# SET PROBLEM
Pick out the lines below that contain the string "eerder" and copy them all.

# EXTRACTED INFORMATION
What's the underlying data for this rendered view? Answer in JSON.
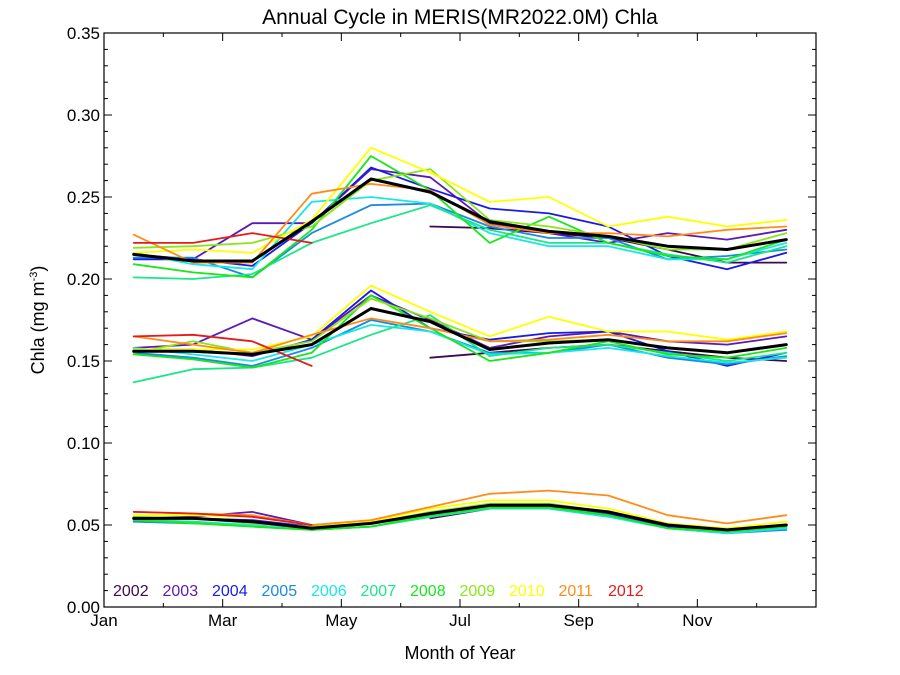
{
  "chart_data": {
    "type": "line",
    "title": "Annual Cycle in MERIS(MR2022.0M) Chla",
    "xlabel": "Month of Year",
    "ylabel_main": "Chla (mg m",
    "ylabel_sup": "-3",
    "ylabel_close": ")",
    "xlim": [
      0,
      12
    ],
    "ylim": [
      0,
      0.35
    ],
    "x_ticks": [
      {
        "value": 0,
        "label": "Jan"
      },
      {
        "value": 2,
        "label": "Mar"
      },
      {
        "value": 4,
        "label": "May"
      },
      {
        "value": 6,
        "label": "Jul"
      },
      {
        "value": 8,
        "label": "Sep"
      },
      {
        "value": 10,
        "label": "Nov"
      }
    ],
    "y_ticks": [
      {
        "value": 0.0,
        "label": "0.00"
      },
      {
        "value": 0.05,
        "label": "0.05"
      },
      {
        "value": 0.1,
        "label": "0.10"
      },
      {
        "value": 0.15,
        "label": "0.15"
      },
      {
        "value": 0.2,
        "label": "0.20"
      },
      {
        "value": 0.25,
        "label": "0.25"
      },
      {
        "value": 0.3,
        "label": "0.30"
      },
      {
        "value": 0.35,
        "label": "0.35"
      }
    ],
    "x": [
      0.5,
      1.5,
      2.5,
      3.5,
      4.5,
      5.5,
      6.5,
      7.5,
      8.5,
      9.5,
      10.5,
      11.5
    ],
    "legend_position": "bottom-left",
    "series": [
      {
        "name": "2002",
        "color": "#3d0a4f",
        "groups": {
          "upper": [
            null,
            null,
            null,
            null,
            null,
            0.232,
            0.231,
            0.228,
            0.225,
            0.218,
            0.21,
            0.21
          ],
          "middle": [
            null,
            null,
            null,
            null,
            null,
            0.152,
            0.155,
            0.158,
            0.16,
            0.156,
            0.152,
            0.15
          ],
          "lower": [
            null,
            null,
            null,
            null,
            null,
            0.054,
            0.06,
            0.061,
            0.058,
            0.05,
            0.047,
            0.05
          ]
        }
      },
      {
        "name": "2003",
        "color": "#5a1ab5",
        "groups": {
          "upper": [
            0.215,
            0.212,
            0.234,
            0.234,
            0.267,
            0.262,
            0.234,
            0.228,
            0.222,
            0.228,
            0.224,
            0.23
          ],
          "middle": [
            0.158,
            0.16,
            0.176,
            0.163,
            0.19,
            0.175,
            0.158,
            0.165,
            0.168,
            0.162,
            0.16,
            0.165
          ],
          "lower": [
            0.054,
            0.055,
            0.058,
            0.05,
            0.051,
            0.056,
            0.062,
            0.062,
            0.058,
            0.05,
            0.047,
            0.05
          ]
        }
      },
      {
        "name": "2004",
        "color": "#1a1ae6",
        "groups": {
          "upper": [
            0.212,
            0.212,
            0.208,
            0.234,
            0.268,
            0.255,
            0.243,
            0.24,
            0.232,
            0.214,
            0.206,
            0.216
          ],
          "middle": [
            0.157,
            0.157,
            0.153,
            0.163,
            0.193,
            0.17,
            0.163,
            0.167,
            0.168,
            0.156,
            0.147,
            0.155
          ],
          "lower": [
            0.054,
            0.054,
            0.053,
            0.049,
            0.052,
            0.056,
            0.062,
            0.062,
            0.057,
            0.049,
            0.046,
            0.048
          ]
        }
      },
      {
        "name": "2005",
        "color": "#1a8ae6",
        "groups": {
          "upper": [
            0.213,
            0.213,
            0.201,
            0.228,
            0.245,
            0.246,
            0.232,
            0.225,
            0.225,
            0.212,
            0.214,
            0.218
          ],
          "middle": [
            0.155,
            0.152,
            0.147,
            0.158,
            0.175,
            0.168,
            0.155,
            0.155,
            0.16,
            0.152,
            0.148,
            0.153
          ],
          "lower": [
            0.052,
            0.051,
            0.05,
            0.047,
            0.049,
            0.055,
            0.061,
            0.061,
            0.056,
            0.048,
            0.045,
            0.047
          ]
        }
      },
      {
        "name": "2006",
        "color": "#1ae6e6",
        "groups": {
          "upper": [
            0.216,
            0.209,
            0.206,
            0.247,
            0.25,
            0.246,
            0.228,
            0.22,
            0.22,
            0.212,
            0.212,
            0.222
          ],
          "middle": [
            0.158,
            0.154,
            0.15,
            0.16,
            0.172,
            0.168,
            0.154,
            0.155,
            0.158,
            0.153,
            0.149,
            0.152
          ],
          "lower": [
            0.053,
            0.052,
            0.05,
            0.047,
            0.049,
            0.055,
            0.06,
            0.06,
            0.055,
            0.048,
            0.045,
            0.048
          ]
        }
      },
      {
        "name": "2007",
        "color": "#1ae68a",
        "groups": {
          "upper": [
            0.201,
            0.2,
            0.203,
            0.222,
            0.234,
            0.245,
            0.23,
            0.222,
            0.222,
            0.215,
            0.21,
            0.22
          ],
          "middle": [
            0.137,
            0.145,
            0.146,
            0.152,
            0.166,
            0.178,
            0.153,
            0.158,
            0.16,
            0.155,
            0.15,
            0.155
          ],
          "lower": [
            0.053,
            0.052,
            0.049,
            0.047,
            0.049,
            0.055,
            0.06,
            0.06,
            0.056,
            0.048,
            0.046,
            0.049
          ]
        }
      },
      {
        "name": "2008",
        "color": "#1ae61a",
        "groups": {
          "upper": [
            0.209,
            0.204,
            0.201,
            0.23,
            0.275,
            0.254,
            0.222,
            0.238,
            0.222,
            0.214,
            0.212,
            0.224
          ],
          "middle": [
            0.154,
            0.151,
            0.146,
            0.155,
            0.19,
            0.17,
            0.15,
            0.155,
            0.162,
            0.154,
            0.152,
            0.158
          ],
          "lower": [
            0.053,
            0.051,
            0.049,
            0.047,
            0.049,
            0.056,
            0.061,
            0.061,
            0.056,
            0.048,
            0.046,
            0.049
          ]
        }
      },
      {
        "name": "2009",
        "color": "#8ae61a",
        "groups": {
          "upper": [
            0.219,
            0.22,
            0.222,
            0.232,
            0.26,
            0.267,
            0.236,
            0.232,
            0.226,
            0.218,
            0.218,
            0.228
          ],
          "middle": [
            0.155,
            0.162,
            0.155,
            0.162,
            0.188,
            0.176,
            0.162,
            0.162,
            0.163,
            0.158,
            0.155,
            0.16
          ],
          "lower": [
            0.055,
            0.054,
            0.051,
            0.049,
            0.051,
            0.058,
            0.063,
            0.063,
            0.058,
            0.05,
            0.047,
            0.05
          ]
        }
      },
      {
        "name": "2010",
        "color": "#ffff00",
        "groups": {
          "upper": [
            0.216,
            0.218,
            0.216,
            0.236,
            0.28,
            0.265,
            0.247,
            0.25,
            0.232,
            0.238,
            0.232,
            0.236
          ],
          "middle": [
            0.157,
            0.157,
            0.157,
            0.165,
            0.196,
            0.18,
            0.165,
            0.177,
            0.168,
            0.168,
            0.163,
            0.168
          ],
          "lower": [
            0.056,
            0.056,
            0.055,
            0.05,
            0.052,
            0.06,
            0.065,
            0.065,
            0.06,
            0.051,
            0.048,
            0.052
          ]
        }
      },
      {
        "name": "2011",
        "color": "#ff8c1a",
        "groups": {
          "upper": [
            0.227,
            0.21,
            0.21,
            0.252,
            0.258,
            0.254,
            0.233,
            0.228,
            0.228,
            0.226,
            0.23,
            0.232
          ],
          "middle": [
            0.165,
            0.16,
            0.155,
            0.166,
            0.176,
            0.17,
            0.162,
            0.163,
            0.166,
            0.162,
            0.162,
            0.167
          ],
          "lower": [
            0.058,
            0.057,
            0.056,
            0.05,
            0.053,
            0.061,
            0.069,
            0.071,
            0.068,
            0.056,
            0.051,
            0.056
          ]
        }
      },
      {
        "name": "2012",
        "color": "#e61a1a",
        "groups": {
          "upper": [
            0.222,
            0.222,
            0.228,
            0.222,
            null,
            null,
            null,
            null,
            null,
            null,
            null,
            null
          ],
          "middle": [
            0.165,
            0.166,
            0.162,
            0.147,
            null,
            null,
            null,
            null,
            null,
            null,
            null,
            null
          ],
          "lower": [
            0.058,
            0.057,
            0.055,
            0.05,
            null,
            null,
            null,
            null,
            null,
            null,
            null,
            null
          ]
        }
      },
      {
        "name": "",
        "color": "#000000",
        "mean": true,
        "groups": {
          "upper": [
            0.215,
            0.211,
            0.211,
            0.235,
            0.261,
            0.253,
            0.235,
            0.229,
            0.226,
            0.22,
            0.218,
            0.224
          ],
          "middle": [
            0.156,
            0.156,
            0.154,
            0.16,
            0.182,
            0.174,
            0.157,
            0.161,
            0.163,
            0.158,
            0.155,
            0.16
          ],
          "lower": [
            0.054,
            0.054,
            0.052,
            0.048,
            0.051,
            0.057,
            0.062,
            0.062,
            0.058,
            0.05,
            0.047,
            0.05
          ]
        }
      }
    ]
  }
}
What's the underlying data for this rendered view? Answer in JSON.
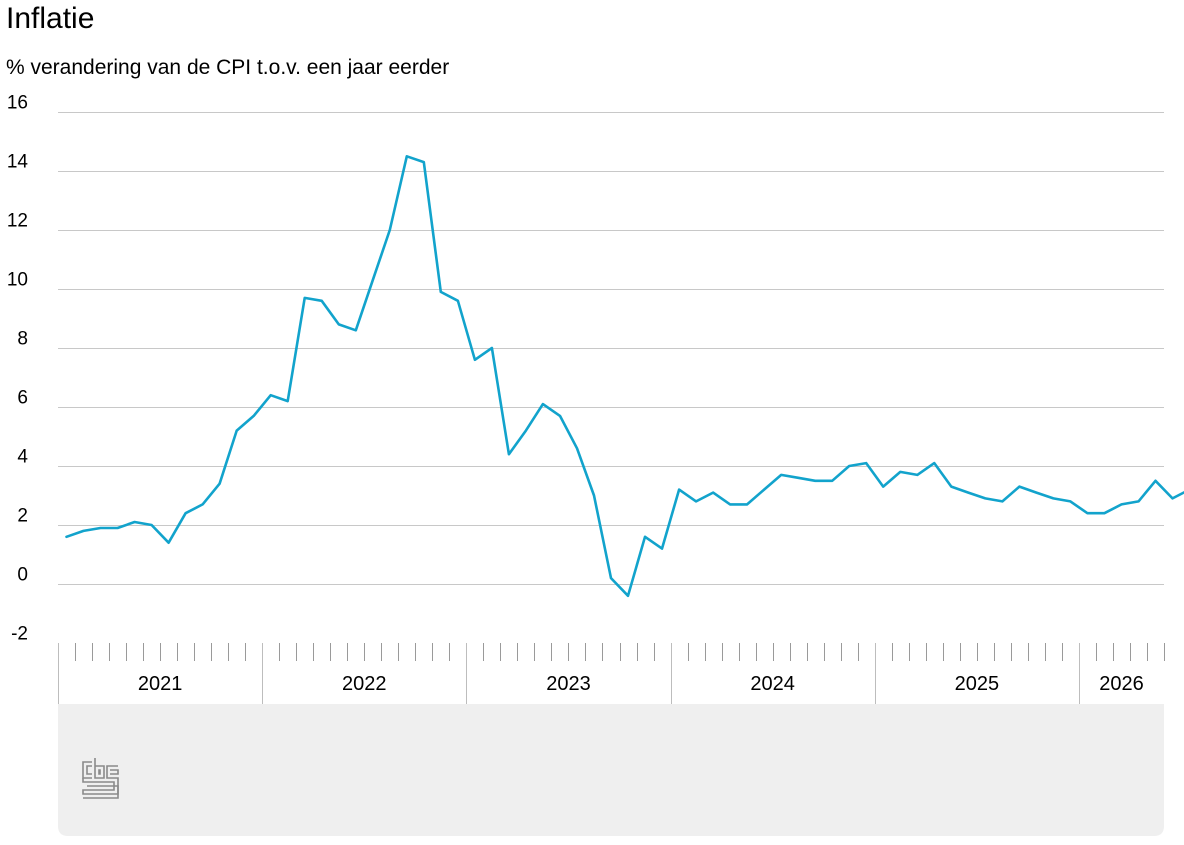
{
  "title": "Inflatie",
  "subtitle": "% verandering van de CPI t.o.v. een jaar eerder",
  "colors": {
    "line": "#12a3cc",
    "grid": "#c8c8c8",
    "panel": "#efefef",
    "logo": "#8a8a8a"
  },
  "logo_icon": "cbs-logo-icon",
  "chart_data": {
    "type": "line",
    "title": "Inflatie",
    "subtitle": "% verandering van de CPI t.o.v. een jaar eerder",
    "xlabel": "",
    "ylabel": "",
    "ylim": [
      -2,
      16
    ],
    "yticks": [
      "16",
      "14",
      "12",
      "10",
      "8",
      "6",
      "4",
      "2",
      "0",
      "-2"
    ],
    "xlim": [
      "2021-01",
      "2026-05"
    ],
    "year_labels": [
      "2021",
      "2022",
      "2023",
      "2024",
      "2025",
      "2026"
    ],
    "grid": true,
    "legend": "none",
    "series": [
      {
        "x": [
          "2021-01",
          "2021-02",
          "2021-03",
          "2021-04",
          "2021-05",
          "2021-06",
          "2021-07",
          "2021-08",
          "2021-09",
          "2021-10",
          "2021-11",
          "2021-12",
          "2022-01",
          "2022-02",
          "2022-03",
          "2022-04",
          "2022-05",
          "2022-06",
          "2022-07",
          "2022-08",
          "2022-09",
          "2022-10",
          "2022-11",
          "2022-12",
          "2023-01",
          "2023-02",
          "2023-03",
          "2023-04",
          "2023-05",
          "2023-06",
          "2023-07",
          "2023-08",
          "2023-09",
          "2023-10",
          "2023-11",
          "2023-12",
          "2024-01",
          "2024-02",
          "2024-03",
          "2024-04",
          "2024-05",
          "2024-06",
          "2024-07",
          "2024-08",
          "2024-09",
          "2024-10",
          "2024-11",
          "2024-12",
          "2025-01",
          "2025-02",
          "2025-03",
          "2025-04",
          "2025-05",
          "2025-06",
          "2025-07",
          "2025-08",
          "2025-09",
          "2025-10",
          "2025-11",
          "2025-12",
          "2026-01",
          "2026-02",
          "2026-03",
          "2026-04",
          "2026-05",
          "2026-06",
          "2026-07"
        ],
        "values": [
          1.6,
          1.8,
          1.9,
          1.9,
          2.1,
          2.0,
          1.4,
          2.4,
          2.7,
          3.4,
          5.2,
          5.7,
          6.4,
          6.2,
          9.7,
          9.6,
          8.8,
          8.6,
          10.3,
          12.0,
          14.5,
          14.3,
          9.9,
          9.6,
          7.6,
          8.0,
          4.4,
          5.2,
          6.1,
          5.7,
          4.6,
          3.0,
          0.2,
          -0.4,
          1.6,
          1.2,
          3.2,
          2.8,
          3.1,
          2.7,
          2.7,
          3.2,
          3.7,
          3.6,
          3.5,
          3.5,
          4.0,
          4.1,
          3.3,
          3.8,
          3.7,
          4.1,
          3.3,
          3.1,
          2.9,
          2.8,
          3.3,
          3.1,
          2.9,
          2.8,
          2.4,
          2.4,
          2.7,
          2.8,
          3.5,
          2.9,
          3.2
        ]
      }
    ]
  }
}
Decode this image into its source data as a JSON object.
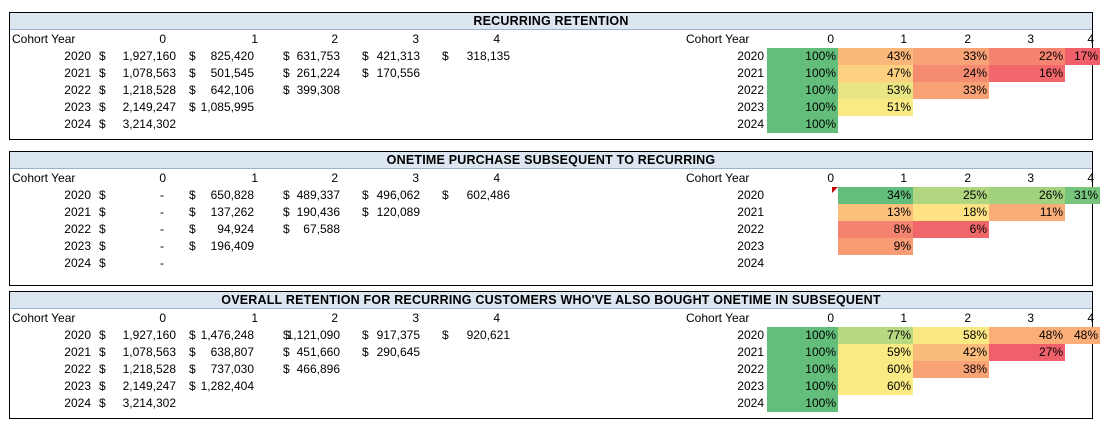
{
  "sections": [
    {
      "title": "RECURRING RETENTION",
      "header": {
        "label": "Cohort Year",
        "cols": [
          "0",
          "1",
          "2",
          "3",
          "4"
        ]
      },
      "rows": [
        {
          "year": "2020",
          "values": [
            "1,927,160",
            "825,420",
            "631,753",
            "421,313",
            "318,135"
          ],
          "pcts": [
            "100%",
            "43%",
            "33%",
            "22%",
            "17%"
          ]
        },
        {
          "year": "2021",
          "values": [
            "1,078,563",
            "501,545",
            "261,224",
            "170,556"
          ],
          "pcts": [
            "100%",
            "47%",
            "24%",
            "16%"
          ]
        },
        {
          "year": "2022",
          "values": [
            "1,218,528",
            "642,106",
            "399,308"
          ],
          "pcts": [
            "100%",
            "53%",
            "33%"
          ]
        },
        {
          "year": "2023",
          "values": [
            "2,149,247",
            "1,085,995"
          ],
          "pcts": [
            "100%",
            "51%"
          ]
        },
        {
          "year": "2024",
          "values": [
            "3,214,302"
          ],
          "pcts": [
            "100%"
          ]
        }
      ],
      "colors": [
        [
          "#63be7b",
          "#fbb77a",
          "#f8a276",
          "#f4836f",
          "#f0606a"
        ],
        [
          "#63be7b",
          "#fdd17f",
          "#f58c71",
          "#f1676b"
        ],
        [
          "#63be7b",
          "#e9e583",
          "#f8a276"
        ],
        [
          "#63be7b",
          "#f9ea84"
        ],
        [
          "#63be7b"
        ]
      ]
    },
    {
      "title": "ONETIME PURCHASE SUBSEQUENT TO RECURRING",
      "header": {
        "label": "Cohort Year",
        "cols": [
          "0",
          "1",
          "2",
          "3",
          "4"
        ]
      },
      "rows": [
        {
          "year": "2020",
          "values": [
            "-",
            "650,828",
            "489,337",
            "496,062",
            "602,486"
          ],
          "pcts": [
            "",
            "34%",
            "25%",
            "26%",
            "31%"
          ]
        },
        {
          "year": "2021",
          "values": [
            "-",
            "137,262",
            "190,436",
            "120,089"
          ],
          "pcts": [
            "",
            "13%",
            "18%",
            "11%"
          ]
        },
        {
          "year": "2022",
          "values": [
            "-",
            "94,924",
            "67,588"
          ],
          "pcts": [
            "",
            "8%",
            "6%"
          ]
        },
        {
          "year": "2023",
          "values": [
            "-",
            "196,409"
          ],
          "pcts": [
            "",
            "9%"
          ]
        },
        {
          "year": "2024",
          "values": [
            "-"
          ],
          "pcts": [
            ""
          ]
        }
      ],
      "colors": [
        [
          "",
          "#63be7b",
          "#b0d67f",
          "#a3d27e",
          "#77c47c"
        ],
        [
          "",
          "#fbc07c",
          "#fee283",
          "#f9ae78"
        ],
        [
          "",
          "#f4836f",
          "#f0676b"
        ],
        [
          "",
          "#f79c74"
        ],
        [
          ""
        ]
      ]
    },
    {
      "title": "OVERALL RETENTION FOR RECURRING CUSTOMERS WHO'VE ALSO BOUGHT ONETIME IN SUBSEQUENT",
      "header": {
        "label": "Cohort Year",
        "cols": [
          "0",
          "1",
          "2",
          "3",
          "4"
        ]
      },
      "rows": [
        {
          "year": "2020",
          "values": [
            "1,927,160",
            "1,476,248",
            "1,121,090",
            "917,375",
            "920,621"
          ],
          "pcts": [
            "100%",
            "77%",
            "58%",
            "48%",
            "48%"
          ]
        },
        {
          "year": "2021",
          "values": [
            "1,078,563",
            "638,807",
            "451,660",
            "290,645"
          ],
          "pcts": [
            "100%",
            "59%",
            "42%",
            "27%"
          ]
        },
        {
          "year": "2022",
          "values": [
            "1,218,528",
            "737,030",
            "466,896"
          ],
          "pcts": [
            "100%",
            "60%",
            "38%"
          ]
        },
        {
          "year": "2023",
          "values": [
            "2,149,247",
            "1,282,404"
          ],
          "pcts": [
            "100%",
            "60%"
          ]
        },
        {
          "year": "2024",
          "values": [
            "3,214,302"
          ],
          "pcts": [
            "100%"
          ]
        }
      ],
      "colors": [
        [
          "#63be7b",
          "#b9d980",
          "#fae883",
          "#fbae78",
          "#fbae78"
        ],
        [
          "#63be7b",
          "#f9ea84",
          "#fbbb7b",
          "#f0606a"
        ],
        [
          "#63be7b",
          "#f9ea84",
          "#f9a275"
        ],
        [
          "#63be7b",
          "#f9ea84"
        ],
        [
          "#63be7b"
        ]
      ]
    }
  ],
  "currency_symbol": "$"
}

# TASK OUTPUT
  "subtitle": "% verandering van de CPI t.o.v. een jaar eerder",
    "subtitle": "% verandering van de CPI t.o.v. een jaar eerder",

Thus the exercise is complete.